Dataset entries
---

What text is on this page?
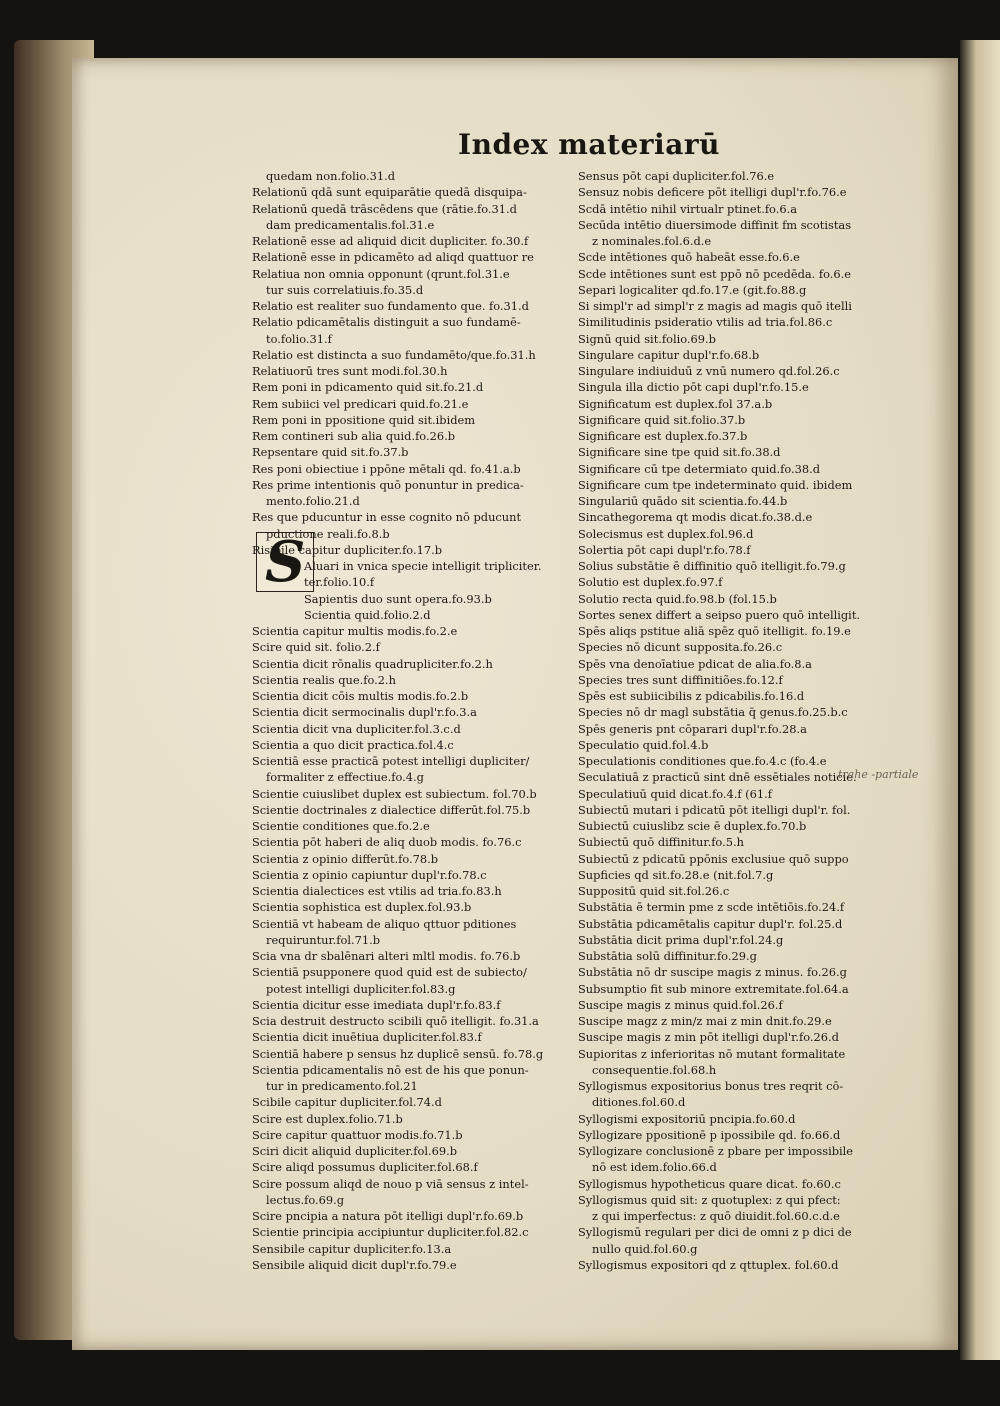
Index materiarū
S
quedam non.folio.31.d
Relationū qdā sunt equiparātie quedā disquipa-
Relationū quedā trāscēdens que (rātie.fo.31.d
dam predicamentalis.fol.31.e
Relationē esse ad aliquid dicit dupliciter. fo.30.f
Relationē esse in pdicamēto ad aliqd quattuor re
Relatiua non omnia opponunt (qrunt.fol.31.e
tur suis correlatiuis.fo.35.d
Relatio est realiter suo fundamento que. fo.31.d
Relatio pdicamētalis distinguit a suo fundamē-
to.folio.31.f
Relatio est distincta a suo fundamēto/que.fo.31.h
Relatiuorū tres sunt modi.fol.30.h
Rem poni in pdicamento quid sit.fo.21.d
Rem subiici vel predicari quid.fo.21.e
Rem poni in ppositione quid sit.ibidem
Rem contineri sub alia quid.fo.26.b
Repsentare quid sit.fo.37.b
Res poni obiectiue i ppōne mētali qd. fo.41.a.b
Res prime intentionis quō ponuntur in predica-
mento.folio.21.d
Res que pducuntur in esse cognito nō pducunt
pductione reali.fo.8.b
Risibile capitur dupliciter.fo.17.b
Aluari in vnica specie intelligit tripliciter.
ter.folio.10.f
Sapientis duo sunt opera.fo.93.b
Scientia quid.folio.2.d
Scientia capitur multis modis.fo.2.e
Scire quid sit. folio.2.f
Scientia dicit rōnalis quadrupliciter.fo.2.h
Scientia realis que.fo.2.h
Scientia dicit cōis multis modis.fo.2.b
Scientia dicit sermocinalis dupl'r.fo.3.a
Scientia dicit vna dupliciter.fol.3.c.d
Scientia a quo dicit practica.fol.4.c
Scientiā esse practicā potest intelligi dupliciter/
formaliter z effectiue.fo.4.g
Scientie cuiuslibet duplex est subiectum. fol.70.b
Scientie doctrinales z dialectice differūt.fol.75.b
Scientie conditiones que.fo.2.e
Scientia pōt haberi de aliq duob modis. fo.76.c
Scientia z opinio differūt.fo.78.b
Scientia z opinio capiuntur dupl'r.fo.78.c
Scientia dialectices est vtilis ad tria.fo.83.h
Scientia sophistica est duplex.fol.93.b
Scientiā vt habeam de aliquo qttuor pditiones
requiruntur.fol.71.b
Scia vna dr sbalēnari alteri mltl modis. fo.76.b
Scientiā psupponere quod quid est de subiecto/
potest intelligi dupliciter.fol.83.g
Scientia dicitur esse imediata dupl'r.fo.83.f
Scia destruit destructo scibili quō itelligit. fo.31.a
Scientia dicit inuētiua dupliciter.fol.83.f
Scientiā habere p sensus hz duplicē sensū. fo.78.g
Scientia pdicamentalis nō est de his que ponun-
tur in predicamento.fol.21
Scibile capitur dupliciter.fol.74.d
Scire est duplex.folio.71.b
Scire capitur quattuor modis.fo.71.b
Sciri dicit aliquid dupliciter.fol.69.b
Scire aliqd possumus dupliciter.fol.68.f
Scire possum aliqd de nouo p viā sensus z intel-
lectus.fo.69.g
Scire pncipia a natura pōt itelligi dupl'r.fo.69.b
Scientie principia accipiuntur dupliciter.fol.82.c
Sensibile capitur dupliciter.fo.13.a
Sensibile aliquid dicit dupl'r.fo.79.e
Sensus pōt capi dupliciter.fol.76.e
Sensuz nobis deficere pōt itelligi dupl'r.fo.76.e
Scdā intētio nihil virtualr ptinet.fo.6.a
Secūda intētio diuersimode diffinit fm scotistas
z nominales.fol.6.d.e
Scde intētiones quō habeāt esse.fo.6.e
Scde intētiones sunt est ppō nō pcedēda. fo.6.e
Separi logicaliter qd.fo.17.e (git.fo.88.g
Si simpl'r ad simpl'r z magis ad magis quō itelli
Similitudinis psideratio vtilis ad tria.fol.86.c
Signū quid sit.folio.69.b
Singulare capitur dupl'r.fo.68.b
Singulare indiuiduū z vnū numero qd.fol.26.c
Singula illa dictio pōt capi dupl'r.fo.15.e
Significatum est duplex.fol 37.a.b
Significare quid sit.folio.37.b
Significare est duplex.fo.37.b
Significare sine tpe quid sit.fo.38.d
Significare cū tpe determiato quid.fo.38.d
Significare cum tpe indeterminato quid. ibidem
Singulariū quādo sit scientia.fo.44.b
Sincathegorema qt modis dicat.fo.38.d.e
Solecismus est duplex.fol.96.d
Solertia pōt capi dupl'r.fo.78.f
Solius substātie ē diffinitio quō itelligit.fo.79.g
Solutio est duplex.fo.97.f
Solutio recta quid.fo.98.b (fol.15.b
Sortes senex differt a seipso puero quō intelligit.
Spēs aliqs pstitue aliā spēz quō itelligit. fo.19.e
Species nō dicunt supposita.fo.26.c
Spēs vna denoīatiue pdicat de alia.fo.8.a
Species tres sunt diffinitiões.fo.12.f
Spēs est subiicibilis z pdicabilis.fo.16.d
Species nō dr magl substātia q̄ genus.fo.25.b.c
Spēs generis pnt cōparari dupl'r.fo.28.a
Speculatio quid.fol.4.b
Speculationis conditiones que.fo.4.c (fo.4.e
Seculatiuā z practicū sint dnē essētiales noticie.
Speculatiuū quid dicat.fo.4.f (61.f
Subiectū mutari i pdicatū pōt itelligi dupl'r. fol.
Subiectū cuiuslibz scie ē duplex.fo.70.b
Subiectū quō diffinitur.fo.5.h
Subiectū z pdicatū ppōnis exclusiue quō suppo
Supficies qd sit.fo.28.e (nit.fol.7.g
Suppositū quid sit.fol.26.c
Substātia ē termin pme z scde intētiōis.fo.24.f
Substātia pdicamētalis capitur dupl'r. fol.25.d
Substātia dicit prima dupl'r.fol.24.g
Substātia solū diffinitur.fo.29.g
Substātia nō dr suscipe magis z minus. fo.26.g
Subsumptio fit sub minore extremitate.fol.64.a
Suscipe magis z minus quid.fol.26.f
Suscipe magz z min/z mai z min dnit.fo.29.e
Suscipe magis z min pōt itelligi dupl'r.fo.26.d
Supioritas z inferioritas nō mutant formalitate
consequentie.fol.68.h
Syllogismus expositorius bonus tres reqrit cō-
ditiones.fol.60.d
Syllogismi expositoriū pncipia.fo.60.d
Syllogizare ppositionē p ipossibile qd. fo.66.d
Syllogizare conclusionē z pbare per impossibile
nō est idem.folio.66.d
Syllogismus hypotheticus quare dicat. fo.60.c
Syllogismus quid sit: z quotuplex: z qui pfect:
z qui imperfectus: z quō diuidit.fol.60.c.d.e
Syllogismū regulari per dici de omni z p dici de
nullo quid.fol.60.g
Syllogismus expositori qd z qttuplex. fol.60.d
trahe -partiale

---

TASK DIRECTIONS >>
Each line of the material above either contains the word "sunt" or does not; state how many do, and nothing else.

OUTPUT OF THE TASK >>
5